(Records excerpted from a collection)
□ □ □ □

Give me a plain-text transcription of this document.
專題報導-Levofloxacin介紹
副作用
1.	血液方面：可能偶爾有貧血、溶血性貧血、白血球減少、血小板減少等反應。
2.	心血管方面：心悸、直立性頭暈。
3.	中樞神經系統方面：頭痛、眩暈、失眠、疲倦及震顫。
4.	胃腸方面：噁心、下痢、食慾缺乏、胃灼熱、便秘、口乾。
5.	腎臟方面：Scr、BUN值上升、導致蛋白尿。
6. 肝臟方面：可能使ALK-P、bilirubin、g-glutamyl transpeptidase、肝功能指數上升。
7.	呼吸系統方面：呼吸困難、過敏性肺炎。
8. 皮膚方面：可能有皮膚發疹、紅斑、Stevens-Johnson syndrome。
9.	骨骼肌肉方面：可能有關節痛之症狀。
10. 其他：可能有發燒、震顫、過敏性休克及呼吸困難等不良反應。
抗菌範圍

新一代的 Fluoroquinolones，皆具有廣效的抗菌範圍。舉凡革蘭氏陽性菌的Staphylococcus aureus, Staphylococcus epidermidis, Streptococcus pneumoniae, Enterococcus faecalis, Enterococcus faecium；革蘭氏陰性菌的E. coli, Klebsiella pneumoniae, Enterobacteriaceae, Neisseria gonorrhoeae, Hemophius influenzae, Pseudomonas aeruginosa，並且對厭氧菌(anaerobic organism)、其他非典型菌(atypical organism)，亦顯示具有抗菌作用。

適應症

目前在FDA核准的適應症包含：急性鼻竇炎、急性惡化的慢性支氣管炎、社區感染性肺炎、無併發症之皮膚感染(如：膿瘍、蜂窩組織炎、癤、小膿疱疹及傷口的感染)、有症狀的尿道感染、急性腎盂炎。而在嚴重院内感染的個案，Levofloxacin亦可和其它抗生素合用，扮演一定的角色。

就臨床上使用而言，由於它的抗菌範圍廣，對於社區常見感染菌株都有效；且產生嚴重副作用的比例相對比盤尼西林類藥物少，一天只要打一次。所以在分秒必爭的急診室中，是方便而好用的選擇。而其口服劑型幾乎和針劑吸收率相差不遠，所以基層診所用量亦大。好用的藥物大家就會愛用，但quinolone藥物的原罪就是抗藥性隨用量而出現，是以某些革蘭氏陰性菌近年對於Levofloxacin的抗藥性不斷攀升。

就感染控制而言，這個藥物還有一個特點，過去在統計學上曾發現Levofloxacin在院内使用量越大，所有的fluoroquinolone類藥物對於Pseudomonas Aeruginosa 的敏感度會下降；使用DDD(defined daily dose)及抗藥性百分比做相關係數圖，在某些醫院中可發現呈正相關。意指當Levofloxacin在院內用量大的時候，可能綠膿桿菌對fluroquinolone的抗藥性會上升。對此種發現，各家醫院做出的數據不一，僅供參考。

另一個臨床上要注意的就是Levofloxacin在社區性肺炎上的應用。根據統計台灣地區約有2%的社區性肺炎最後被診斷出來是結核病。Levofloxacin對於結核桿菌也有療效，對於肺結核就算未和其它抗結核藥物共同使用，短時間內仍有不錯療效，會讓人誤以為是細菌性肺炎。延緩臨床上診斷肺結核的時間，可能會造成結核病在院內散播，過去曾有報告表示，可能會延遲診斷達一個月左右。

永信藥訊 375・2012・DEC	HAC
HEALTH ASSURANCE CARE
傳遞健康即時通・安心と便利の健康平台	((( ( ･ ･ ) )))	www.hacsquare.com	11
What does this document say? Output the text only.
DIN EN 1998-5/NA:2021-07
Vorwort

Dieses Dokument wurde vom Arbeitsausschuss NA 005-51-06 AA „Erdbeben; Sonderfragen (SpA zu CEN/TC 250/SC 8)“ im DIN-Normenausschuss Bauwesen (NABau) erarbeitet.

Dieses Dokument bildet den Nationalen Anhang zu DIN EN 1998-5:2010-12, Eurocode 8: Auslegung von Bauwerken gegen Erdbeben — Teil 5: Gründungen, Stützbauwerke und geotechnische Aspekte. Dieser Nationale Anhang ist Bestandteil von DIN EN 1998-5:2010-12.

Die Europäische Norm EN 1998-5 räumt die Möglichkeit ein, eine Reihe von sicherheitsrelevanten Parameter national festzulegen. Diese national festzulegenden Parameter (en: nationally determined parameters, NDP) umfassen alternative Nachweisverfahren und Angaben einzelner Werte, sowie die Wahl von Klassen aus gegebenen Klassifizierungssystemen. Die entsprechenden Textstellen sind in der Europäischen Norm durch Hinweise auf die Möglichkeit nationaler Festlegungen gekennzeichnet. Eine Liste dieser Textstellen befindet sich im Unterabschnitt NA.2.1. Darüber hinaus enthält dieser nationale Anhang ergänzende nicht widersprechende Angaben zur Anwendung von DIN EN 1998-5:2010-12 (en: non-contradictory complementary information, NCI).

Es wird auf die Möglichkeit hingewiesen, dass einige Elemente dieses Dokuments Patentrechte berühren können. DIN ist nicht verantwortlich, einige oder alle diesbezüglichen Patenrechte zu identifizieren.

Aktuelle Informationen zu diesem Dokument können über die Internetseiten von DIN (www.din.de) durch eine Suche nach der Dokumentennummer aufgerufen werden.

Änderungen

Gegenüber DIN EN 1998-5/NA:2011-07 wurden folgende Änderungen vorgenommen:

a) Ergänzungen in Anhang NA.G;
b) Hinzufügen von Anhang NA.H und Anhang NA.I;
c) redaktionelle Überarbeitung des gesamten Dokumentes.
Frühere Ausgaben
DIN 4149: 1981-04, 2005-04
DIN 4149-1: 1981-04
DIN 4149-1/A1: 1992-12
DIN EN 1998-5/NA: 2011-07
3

□ □ □ □

What to work on — Copy each line above containing the string "können".

Result for this exercise —
Es wird auf die Möglichkeit hingewiesen, dass einige Elemente dieses Dokuments Patentrechte berühren können. DIN ist nicht verantwortlich, einige oder alle diesbezüglichen Patenrechte zu identifizieren.
Aktuelle Informationen zu diesem Dokument können über die Internetseiten von DIN (www.din.de) durch eine Suche nach der Dokumentennummer aufgerufen werden.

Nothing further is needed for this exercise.